:: PAGE EXTRACT ::
Estimating the number of communities in networks by spectral methods, Can M. Le, Elizaveta Levina, arXiv preprint arXiv:1507.00827, 2015

Block sum of an adjacency matrix

Description

Compute the block sum of an adjacency matrix given a label vector.

Usage

compute_block_sums(A, z)
compute_block_sums(A, z)

Arguments

`A`	adjacency matrix.
`z`	label vector.

Value

A K x L matrix with (k,l)-th element as $sum_{i,j} A_{i,j} 1{z_i = k, z_j = l}$

Compute confusion matrix

Description

Compute confusion matrix

Usage

compute_confusion_matrix(z, y, K = NULL)
compute_confusion_matrix(z, y, K = NULL)

Arguments

`z`	a label vector
`y`	a label vector
`K`	number of labels in both `z` and `y`

Value

A KxK confusion matrix between z and y

Compute normalized mutual information (NMI)

Description

Compute the NMI between two label vectors with the same cluster number

Usage

compute_mutual_info(z, y)
compute_mutual_info(z, y)

Arguments

`z`	a label vector
`y`	a label vector

Value

NMI between z and y

Estimate model parameters of a DCSBM

Description

Compute the block sum of an adjacency matrix given a label vector.

Usage

estim_dcsbm(A, z)
estim_dcsbm(A, z)

Arguments

`A`	adjacency matrix.
`z`	label vector.

:: BRIEF A ::
Name every function that appears in a usage line of the documentation excerpt.

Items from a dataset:
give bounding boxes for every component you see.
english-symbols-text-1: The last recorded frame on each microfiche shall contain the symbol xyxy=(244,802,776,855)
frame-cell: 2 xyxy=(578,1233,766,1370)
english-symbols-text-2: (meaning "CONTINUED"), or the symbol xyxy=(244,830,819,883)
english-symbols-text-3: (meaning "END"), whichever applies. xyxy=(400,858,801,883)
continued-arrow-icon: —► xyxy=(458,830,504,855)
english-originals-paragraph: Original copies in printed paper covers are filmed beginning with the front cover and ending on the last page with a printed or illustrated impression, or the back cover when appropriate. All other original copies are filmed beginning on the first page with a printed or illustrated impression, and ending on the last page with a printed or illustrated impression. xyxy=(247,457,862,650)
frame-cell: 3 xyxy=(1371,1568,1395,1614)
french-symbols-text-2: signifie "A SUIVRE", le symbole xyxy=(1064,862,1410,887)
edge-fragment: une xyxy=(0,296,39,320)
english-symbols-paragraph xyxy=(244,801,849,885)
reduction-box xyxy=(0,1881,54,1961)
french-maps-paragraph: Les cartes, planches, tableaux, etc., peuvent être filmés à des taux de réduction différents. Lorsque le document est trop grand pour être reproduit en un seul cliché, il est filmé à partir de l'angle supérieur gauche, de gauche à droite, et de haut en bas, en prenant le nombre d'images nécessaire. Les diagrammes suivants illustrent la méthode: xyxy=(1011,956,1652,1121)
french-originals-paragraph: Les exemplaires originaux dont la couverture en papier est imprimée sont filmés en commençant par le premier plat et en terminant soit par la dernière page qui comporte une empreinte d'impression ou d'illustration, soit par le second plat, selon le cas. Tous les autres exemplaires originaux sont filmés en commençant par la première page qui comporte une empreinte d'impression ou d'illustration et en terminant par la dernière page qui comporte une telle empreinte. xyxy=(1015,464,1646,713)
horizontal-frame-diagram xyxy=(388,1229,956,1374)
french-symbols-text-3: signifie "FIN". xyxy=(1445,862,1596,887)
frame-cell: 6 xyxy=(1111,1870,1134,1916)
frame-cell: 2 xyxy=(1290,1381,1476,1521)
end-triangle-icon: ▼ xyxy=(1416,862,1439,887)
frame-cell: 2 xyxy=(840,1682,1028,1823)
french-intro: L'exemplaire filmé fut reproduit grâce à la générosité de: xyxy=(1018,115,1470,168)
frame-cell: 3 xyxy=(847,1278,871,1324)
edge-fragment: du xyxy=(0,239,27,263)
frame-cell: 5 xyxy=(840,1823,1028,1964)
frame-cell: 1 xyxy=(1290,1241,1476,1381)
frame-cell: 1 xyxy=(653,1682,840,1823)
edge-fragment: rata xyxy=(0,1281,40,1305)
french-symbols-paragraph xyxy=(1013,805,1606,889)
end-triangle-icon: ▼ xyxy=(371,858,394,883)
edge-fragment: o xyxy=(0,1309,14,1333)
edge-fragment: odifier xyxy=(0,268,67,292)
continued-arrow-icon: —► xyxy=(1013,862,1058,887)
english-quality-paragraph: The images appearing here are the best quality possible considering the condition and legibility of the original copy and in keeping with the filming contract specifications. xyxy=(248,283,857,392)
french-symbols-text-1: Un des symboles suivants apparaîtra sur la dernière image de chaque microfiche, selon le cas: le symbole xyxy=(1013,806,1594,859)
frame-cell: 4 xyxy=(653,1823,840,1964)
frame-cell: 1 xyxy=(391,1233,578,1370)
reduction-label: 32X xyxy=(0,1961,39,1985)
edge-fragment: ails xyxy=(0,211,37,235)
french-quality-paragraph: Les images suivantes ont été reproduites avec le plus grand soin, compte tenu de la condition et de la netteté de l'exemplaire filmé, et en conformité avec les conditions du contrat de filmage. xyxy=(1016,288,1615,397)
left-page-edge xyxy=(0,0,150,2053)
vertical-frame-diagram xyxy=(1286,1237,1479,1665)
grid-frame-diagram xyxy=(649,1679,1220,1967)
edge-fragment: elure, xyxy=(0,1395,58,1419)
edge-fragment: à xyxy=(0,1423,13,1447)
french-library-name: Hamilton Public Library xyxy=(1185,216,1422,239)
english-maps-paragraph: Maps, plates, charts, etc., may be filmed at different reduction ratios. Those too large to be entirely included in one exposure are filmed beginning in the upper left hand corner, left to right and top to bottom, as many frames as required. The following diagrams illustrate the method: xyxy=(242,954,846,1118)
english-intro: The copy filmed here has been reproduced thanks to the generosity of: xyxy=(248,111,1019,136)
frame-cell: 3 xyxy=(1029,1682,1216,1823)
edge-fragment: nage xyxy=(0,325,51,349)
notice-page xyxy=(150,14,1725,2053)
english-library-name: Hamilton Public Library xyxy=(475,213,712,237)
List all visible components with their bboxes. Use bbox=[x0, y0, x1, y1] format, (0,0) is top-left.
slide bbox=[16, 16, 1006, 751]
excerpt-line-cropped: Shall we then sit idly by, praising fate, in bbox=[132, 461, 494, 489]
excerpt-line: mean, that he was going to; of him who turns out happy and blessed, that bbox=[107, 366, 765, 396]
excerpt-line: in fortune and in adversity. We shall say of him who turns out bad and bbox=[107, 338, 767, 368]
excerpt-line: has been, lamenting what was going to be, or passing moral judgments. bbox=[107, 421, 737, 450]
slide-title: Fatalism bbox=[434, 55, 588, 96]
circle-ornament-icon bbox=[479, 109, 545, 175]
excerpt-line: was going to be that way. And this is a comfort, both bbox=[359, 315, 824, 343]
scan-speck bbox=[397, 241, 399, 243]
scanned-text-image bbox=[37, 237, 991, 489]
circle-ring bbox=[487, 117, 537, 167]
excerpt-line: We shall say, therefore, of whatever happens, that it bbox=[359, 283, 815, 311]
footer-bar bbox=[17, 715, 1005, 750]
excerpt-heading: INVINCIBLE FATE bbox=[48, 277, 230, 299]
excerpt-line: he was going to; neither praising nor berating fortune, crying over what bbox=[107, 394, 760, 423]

:: BRIEF B ::
Return the lines of the records, unchanged, from the first line up to and including the line containing "continued-arrow-icon: —► xyxy=(458,830,504,855)".

:: FINISHED ANSWER A ::
compute_block_sums
compute_confusion_matrix
compute_mutual_info
estim_dcsbm

:: FINISHED ANSWER B ::
give bounding boxes for every component you see.
english-symbols-text-1: The last recorded frame on each microfiche shall contain the symbol xyxy=(244,802,776,855)
frame-cell: 2 xyxy=(578,1233,766,1370)
english-symbols-text-2: (meaning "CONTINUED"), or the symbol xyxy=(244,830,819,883)
english-symbols-text-3: (meaning "END"), whichever applies. xyxy=(400,858,801,883)
continued-arrow-icon: —► xyxy=(458,830,504,855)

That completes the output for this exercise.